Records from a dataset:

-.-.-

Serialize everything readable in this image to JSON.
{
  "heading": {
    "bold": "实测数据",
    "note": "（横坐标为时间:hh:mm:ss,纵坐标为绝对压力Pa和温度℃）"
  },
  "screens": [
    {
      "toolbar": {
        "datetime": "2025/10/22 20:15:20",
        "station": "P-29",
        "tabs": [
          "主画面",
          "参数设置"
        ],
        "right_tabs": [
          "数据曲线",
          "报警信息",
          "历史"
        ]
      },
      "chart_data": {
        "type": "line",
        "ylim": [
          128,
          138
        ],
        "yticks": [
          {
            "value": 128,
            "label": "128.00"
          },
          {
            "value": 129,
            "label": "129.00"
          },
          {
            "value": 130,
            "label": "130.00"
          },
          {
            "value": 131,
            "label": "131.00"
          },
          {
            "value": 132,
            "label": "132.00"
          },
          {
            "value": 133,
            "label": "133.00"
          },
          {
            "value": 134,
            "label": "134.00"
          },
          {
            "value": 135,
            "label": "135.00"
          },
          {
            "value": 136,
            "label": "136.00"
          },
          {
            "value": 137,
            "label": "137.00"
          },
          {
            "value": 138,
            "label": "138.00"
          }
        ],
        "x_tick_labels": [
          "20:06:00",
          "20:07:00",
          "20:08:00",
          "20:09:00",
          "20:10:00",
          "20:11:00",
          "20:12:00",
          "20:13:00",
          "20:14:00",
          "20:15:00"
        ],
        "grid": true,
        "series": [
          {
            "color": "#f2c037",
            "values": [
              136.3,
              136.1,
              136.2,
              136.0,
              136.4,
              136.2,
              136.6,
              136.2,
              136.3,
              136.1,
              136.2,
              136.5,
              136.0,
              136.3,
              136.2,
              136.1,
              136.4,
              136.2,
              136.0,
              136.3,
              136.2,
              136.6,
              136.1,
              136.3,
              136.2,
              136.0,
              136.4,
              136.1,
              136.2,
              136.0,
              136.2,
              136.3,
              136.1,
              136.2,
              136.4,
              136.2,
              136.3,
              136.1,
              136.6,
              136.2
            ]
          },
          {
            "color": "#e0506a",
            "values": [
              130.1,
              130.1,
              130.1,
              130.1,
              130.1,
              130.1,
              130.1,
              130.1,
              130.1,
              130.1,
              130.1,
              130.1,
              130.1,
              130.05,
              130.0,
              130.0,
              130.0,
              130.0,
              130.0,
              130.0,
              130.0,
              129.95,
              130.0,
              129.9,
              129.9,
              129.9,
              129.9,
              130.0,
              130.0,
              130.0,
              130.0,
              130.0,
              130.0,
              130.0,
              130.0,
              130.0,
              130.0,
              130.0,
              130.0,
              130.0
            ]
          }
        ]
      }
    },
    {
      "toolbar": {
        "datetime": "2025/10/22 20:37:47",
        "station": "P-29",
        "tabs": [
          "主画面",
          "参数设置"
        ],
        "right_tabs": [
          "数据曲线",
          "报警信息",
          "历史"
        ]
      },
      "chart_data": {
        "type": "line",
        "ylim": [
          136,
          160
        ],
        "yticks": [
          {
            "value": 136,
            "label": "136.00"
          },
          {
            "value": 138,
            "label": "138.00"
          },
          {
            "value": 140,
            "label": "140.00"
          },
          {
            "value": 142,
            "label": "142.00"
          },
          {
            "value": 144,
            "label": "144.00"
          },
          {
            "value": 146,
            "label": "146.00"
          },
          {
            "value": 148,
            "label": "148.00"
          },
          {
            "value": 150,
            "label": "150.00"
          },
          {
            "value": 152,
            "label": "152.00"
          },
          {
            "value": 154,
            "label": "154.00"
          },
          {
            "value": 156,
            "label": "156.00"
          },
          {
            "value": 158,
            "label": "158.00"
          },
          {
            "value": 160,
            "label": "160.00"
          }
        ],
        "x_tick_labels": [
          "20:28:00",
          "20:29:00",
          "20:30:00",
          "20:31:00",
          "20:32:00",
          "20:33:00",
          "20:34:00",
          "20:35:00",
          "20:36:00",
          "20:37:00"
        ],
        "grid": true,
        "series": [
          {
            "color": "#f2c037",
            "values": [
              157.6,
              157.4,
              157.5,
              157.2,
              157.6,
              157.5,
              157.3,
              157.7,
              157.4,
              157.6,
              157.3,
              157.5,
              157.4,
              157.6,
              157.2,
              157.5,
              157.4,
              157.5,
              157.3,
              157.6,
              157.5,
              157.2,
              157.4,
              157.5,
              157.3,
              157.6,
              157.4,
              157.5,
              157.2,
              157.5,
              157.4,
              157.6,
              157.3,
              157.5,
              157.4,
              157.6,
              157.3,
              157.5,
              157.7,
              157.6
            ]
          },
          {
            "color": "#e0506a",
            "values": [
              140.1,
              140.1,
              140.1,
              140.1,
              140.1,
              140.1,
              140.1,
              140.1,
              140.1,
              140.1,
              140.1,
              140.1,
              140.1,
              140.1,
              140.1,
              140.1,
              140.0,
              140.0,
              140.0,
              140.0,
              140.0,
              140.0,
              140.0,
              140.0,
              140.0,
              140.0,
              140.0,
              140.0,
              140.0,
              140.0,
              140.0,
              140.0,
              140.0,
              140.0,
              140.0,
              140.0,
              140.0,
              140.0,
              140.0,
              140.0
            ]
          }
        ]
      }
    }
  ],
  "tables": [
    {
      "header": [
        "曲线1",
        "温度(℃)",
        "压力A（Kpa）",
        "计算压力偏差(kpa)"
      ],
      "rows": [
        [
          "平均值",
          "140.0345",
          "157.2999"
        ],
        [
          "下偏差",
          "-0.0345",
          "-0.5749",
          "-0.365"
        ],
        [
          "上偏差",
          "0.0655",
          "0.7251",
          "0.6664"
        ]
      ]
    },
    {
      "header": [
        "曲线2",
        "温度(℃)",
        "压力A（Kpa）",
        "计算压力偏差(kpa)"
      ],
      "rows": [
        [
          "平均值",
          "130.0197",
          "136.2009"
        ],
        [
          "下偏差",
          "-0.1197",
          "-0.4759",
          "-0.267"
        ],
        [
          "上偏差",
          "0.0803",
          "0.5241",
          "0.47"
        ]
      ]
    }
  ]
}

-.-.-

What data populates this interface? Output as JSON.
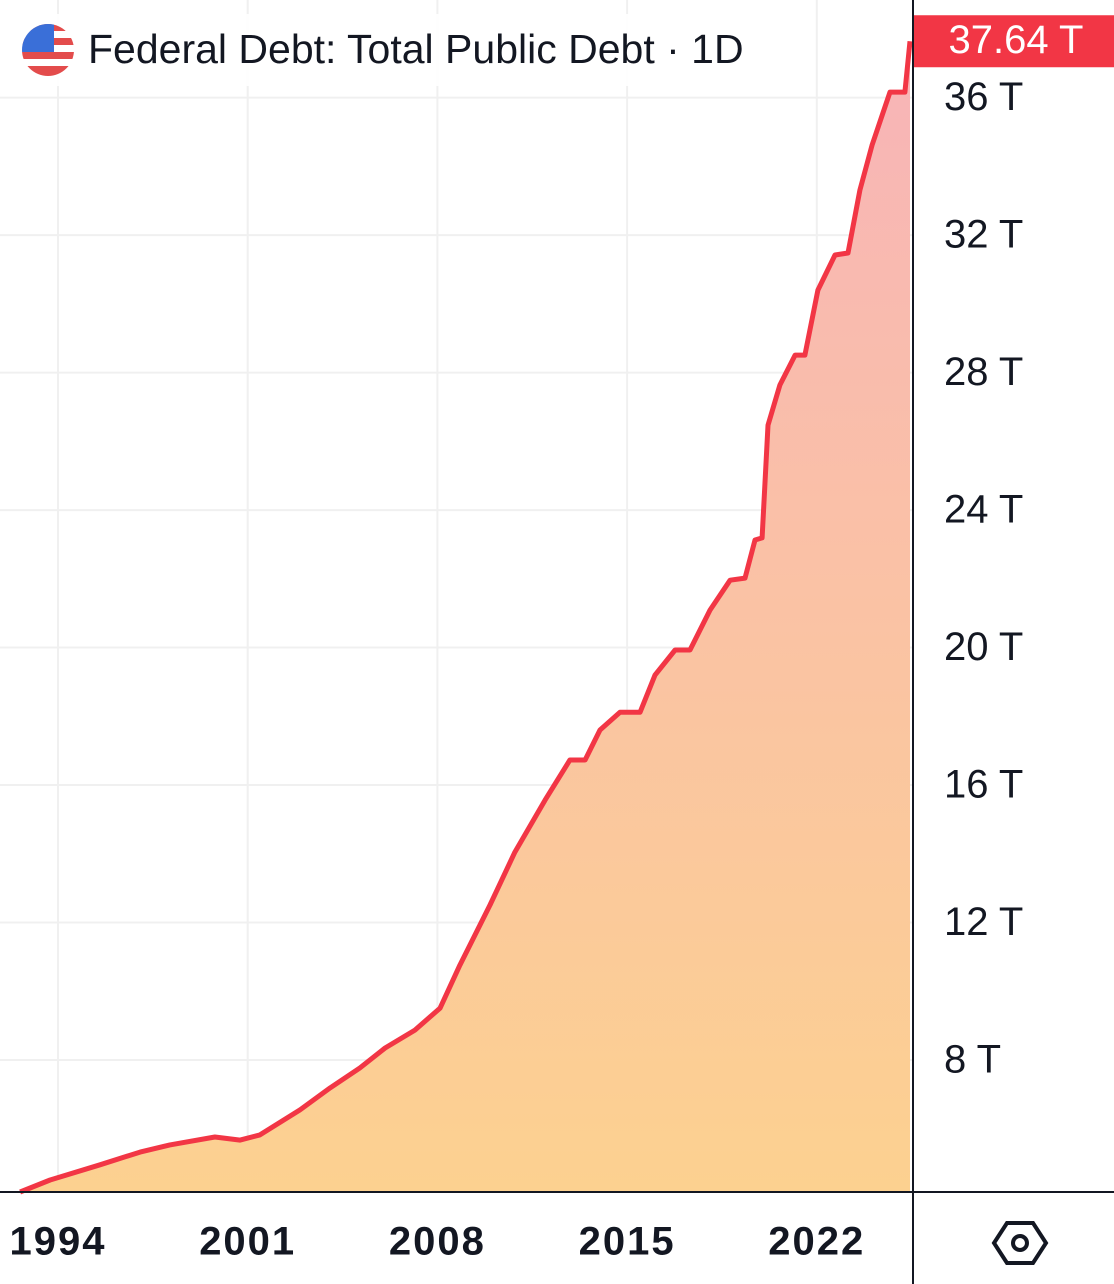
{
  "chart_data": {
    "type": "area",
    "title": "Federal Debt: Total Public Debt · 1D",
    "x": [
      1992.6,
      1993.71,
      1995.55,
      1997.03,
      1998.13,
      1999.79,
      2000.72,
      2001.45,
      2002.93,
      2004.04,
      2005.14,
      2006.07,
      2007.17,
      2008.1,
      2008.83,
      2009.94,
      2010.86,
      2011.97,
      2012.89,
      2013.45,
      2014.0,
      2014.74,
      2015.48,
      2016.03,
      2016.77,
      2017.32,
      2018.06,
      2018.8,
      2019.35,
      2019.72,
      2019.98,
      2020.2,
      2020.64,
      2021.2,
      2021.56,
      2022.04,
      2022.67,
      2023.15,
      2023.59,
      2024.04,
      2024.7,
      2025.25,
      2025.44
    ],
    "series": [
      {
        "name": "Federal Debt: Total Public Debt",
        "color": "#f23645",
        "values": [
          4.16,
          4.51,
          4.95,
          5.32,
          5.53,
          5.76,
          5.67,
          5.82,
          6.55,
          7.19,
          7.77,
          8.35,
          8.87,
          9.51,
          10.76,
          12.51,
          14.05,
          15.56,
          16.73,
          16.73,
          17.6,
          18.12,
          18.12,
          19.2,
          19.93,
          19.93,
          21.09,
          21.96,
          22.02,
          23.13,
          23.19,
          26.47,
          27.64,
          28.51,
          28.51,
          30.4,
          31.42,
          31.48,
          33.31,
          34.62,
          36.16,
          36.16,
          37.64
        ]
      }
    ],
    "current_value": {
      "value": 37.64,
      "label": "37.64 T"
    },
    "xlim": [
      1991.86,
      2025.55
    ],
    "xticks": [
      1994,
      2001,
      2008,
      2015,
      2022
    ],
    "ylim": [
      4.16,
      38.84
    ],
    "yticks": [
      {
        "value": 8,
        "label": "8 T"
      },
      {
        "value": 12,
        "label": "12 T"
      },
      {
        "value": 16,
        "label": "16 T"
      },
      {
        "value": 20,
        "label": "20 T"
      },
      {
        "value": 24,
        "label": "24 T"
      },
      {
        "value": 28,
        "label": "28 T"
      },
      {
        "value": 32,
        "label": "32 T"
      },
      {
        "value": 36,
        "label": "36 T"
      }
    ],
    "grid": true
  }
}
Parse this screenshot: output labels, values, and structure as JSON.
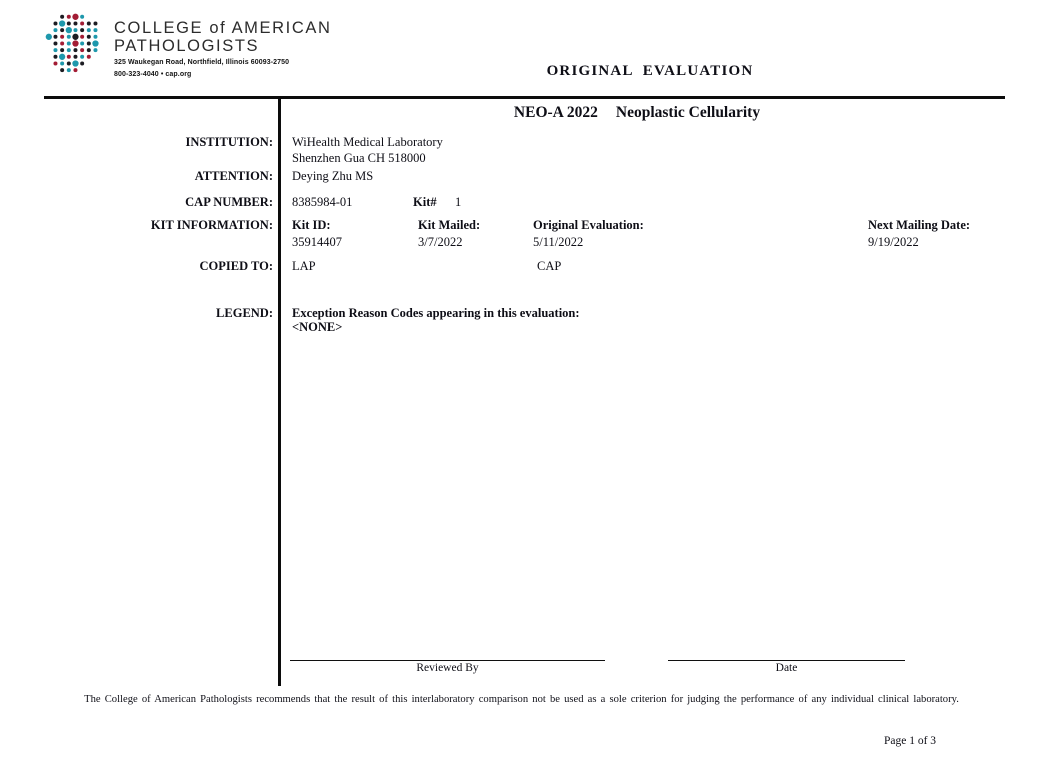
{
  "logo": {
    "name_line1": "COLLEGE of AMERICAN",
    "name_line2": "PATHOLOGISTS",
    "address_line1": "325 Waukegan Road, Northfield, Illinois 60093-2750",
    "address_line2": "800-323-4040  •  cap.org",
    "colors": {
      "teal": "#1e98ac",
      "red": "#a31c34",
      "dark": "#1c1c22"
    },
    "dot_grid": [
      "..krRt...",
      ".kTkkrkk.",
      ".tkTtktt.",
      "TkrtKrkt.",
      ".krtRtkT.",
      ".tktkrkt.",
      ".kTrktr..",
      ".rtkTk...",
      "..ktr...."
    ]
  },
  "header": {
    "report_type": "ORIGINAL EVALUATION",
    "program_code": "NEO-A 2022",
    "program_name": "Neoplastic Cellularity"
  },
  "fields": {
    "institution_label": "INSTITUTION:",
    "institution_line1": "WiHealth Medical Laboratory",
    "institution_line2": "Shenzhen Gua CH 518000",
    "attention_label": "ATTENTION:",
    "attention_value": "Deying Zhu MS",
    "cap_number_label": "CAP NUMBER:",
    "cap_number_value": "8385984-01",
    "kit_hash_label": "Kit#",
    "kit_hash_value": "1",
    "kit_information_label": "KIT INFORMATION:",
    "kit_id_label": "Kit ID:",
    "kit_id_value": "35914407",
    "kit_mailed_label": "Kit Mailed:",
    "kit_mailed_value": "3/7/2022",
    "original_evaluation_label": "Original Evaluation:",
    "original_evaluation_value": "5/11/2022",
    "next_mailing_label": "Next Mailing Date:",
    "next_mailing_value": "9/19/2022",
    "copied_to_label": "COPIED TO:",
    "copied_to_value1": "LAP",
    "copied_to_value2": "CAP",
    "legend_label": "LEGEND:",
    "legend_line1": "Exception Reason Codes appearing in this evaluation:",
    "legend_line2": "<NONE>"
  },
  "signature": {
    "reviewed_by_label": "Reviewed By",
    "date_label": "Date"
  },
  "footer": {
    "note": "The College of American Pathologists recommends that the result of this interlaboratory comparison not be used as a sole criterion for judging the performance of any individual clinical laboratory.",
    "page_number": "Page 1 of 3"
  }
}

-.-.-

→ **REQUIREMENTS**: Copy every line of the records above that holds the word "Debt".

→ **OUTPUT**:
    "title": "Federal Debt: Total Public Debt · 1D",
        "name": "Federal Debt: Total Public Debt",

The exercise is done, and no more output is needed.